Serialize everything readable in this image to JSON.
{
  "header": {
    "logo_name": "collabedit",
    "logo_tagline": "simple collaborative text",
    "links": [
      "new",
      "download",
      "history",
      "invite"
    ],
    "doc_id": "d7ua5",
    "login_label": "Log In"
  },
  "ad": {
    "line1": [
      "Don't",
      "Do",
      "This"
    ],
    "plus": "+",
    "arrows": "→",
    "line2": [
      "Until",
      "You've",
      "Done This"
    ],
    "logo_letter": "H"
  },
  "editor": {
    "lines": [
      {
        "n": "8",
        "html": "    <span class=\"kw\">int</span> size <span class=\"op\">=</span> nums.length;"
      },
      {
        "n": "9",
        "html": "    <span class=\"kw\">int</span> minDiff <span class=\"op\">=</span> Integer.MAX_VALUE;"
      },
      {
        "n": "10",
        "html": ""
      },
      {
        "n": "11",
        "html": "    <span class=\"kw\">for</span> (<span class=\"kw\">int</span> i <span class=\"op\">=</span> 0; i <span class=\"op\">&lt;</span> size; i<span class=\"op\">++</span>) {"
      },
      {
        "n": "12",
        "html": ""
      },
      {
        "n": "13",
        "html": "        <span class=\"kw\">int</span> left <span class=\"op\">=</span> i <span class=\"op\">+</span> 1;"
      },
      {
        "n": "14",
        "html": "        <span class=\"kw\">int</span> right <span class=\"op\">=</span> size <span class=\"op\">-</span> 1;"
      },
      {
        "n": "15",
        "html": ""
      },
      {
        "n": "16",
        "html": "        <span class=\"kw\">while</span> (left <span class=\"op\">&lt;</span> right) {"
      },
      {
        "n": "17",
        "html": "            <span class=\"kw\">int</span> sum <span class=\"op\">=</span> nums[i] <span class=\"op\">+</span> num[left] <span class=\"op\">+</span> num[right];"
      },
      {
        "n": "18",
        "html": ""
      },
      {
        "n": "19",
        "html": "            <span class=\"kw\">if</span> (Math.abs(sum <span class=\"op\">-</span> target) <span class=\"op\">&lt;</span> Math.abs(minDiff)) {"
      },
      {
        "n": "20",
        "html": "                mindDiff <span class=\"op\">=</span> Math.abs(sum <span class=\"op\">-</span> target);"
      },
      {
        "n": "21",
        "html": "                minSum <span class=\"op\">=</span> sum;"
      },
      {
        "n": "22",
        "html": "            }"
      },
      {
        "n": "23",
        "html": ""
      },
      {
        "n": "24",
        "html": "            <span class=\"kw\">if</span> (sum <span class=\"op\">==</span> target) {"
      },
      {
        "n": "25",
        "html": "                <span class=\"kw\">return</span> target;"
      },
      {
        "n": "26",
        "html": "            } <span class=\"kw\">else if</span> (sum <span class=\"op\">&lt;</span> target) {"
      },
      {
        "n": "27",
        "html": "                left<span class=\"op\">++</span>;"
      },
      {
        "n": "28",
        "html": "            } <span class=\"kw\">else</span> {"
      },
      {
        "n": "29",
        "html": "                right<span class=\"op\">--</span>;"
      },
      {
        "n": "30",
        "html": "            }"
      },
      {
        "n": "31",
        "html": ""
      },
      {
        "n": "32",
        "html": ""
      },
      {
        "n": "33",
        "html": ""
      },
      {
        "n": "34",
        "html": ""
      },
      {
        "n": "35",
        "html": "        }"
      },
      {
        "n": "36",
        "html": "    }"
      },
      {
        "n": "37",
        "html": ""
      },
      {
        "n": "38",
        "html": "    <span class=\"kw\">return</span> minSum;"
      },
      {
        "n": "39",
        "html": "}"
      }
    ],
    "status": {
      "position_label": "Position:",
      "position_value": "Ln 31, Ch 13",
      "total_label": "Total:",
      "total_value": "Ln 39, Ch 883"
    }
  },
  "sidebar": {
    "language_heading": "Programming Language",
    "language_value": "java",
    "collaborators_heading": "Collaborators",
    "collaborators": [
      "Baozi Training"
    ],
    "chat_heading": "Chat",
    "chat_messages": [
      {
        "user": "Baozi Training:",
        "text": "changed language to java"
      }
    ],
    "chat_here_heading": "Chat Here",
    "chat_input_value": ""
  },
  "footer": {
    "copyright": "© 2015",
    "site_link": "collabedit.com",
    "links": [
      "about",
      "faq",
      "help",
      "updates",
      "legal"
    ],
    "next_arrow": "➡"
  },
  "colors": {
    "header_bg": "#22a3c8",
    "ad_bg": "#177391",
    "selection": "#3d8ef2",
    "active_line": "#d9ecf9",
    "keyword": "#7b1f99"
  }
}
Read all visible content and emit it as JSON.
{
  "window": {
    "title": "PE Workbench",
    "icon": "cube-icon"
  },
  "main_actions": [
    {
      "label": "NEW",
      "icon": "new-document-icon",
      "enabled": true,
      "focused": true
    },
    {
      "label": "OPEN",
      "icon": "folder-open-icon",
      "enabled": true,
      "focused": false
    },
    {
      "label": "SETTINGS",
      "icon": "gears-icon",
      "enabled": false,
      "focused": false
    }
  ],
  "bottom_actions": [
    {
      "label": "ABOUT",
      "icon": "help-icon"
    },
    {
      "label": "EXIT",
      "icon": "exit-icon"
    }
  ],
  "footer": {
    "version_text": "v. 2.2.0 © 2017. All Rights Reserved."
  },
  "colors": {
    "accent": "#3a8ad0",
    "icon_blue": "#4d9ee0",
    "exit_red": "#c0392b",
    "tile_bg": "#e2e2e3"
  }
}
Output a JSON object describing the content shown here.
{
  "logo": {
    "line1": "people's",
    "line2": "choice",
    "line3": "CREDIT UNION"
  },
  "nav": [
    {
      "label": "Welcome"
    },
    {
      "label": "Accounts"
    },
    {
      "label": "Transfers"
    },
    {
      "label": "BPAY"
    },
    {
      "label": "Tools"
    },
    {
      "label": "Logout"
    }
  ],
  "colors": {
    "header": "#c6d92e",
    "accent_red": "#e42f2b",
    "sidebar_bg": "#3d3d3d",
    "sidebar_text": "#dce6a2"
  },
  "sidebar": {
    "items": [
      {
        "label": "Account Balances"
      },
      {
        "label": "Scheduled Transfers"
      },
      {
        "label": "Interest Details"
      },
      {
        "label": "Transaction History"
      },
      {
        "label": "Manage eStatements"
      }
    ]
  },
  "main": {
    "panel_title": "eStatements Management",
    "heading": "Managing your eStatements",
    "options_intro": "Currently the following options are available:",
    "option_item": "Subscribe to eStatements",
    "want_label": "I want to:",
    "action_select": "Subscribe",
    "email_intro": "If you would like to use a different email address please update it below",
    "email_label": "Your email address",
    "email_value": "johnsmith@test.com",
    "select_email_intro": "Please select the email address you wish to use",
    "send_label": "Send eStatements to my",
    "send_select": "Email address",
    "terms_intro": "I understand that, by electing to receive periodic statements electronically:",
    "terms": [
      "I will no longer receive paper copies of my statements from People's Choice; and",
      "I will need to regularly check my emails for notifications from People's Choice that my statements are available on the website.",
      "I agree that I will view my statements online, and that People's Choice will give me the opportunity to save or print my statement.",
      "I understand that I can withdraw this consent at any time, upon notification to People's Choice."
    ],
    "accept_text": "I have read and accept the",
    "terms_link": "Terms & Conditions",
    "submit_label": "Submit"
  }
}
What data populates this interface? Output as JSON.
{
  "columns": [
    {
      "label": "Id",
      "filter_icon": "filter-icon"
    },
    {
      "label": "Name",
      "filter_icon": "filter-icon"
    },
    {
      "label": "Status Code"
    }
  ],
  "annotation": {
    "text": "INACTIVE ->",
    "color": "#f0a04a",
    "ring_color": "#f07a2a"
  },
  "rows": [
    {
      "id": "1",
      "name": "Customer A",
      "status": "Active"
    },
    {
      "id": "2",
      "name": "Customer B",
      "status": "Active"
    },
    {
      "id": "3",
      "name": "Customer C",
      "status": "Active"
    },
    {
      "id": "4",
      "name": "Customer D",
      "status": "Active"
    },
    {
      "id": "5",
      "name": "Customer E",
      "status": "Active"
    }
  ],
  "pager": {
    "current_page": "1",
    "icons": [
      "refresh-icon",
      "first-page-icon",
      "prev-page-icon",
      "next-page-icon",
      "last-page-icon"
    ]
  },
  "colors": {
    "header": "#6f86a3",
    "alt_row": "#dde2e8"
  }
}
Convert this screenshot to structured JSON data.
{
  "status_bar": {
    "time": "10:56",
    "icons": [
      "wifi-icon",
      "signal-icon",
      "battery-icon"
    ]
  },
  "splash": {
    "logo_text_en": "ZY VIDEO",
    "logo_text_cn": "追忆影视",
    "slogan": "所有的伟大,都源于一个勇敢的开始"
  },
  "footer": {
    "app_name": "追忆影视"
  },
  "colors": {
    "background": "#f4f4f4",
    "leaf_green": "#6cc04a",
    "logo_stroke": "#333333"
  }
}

------------------------

* [Brief]
Quote exactly what appears from the line containing "Convert this screenshot" through the final line of the listing above, including both of those lines.

* [Result]
Convert this screenshot to structured JSON data.
{
  "status_bar": {
    "time": "10:56",
    "icons": [
      "wifi-icon",
      "signal-icon",
      "battery-icon"
    ]
  },
  "splash": {
    "logo_text_en": "ZY VIDEO",
    "logo_text_cn": "追忆影视",
    "slogan": "所有的伟大,都源于一个勇敢的开始"
  },
  "footer": {
    "app_name": "追忆影视"
  },
  "colors": {
    "background": "#f4f4f4",
    "leaf_green": "#6cc04a",
    "logo_stroke": "#333333"
  }
}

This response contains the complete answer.